Given request —
Copy out all of the material exactly.

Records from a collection
::::::::
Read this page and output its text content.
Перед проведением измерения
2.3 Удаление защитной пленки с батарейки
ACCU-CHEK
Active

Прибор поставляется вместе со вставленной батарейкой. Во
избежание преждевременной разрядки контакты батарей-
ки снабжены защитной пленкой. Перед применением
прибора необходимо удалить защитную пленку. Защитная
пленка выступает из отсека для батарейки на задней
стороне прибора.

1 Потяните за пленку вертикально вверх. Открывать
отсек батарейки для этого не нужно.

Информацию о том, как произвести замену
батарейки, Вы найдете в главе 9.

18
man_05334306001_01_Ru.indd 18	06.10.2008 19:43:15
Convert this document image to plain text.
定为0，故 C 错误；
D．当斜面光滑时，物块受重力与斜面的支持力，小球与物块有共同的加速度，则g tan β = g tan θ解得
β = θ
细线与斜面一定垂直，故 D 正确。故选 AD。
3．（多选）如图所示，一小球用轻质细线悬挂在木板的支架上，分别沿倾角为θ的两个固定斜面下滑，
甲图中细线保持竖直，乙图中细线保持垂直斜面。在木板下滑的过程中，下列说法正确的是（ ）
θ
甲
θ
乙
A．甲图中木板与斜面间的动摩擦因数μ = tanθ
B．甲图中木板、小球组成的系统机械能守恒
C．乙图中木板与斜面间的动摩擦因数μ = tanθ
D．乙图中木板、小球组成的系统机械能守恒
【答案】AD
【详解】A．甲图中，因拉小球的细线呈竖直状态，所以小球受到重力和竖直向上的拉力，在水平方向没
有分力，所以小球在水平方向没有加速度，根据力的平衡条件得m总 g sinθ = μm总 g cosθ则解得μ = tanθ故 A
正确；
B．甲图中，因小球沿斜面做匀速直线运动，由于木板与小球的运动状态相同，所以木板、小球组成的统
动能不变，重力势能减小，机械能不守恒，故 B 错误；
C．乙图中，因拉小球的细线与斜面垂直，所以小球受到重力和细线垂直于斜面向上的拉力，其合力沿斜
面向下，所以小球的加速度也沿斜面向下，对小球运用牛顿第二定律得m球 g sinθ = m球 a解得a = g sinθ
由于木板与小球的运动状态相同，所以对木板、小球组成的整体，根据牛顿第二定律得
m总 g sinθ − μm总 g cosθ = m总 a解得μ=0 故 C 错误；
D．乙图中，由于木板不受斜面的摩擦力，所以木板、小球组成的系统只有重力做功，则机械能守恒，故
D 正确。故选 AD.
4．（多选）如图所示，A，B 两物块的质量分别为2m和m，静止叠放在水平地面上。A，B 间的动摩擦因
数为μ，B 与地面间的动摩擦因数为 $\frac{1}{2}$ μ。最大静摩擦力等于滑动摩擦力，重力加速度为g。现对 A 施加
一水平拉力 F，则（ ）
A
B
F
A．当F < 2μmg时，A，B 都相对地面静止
::::::::
Result of the exercise —
Read this page and output its text content.
Перед проведением измерения
2.3 Удаление защитной пленки с батарейки
ACCU-CHEK
Active

Прибор поставляется вместе со вставленной батарейкой. Во
избежание преждевременной разрядки контакты батарей-
ки снабжены защитной пленкой. Перед применением
прибора необходимо удалить защитную пленку. Защитная
пленка выступает из отсека для батарейки на задней
стороне прибора.

1 Потяните за пленку вертикально вверх. Открывать
отсек батарейки для этого не нужно.

Информацию о том, как произвести замену
батарейки, Вы найдете в главе 9.

18
man_05334306001_01_Ru.indd 18	06.10.2008 19:43:15
Convert this document image to plain text.
定为0，故 C 错误；
D．当斜面光滑时，物块受重力与斜面的支持力，小球与物块有共同的加速度，则g tan β = g tan θ解得
β = θ
细线与斜面一定垂直，故 D 正确。故选 AD。
3．（多选）如图所示，一小球用轻质细线悬挂在木板的支架上，分别沿倾角为θ的两个固定斜面下滑，
甲图中细线保持竖直，乙图中细线保持垂直斜面。在木板下滑的过程中，下列说法正确的是（ ）
θ
甲
θ
乙
A．甲图中木板与斜面间的动摩擦因数μ = tanθ
B．甲图中木板、小球组成的系统机械能守恒
C．乙图中木板与斜面间的动摩擦因数μ = tanθ
D．乙图中木板、小球组成的系统机械能守恒
【答案】AD
【详解】A．甲图中，因拉小球的细线呈竖直状态，所以小球受到重力和竖直向上的拉力，在水平方向没
有分力，所以小球在水平方向没有加速度，根据力的平衡条件得m总 g sinθ = μm总 g cosθ则解得μ = tanθ故 A
正确；
B．甲图中，因小球沿斜面做匀速直线运动，由于木板与小球的运动状态相同，所以木板、小球组成的统
动能不变，重力势能减小，机械能不守恒，故 B 错误；
C．乙图中，因拉小球的细线与斜面垂直，所以小球受到重力和细线垂直于斜面向上的拉力，其合力沿斜
面向下，所以小球的加速度也沿斜面向下，对小球运用牛顿第二定律得m球 g sinθ = m球 a解得a = g sinθ
由于木板与小球的运动状态相同，所以对木板、小球组成的整体，根据牛顿第二定律得
m总 g sinθ − μm总 g cosθ = m总 a解得μ=0 故 C 错误；
D．乙图中，由于木板不受斜面的摩擦力，所以木板、小球组成的系统只有重力做功，则机械能守恒，故
D 正确。故选 AD.
4．（多选）如图所示，A，B 两物块的质量分别为2m和m，静止叠放在水平地面上。A，B 间的动摩擦因
数为μ，B 与地面间的动摩擦因数为 $\frac{1}{2}$ μ。最大静摩擦力等于滑动摩擦力，重力加速度为g。现对 A 施加
一水平拉力 F，则（ ）
A
B
F
A．当F < 2μmg时，A，B 都相对地面静止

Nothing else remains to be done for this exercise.